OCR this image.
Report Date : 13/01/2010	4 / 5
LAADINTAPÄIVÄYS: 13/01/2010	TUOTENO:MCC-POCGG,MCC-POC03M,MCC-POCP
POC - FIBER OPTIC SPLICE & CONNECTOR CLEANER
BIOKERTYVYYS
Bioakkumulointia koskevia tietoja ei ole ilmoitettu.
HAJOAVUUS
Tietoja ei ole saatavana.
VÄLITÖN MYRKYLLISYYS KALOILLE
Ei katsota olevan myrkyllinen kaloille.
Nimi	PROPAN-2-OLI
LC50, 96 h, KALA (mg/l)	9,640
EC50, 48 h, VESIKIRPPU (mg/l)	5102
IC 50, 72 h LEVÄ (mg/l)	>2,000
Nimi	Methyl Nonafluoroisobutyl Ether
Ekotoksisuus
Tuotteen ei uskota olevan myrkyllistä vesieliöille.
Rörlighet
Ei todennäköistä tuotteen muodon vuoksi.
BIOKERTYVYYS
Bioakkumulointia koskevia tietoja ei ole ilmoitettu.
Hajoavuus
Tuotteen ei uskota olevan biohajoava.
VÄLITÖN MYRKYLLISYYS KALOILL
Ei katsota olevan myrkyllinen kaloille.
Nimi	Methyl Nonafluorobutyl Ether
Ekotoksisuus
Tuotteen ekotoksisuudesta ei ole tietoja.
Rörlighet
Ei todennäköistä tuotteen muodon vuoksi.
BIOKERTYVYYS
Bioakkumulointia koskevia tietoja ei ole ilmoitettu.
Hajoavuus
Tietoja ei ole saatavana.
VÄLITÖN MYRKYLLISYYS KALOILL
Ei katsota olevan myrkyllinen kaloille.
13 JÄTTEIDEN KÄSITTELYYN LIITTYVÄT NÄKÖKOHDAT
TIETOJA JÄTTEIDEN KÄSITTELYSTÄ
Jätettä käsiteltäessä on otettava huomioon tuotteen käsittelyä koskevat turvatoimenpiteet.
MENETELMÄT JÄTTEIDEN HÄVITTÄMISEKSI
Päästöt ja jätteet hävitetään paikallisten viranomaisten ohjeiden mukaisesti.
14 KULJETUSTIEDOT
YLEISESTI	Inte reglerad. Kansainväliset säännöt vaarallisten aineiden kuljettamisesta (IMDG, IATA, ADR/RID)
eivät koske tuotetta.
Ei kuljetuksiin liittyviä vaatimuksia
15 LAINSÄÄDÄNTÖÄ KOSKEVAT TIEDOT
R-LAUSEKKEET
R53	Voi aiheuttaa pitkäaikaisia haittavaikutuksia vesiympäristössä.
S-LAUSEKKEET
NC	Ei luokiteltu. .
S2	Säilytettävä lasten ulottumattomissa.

**Aim**. Count the lines of these entries that hold the string "Methyl", and give only that number.

**Answer to this exercise**. 2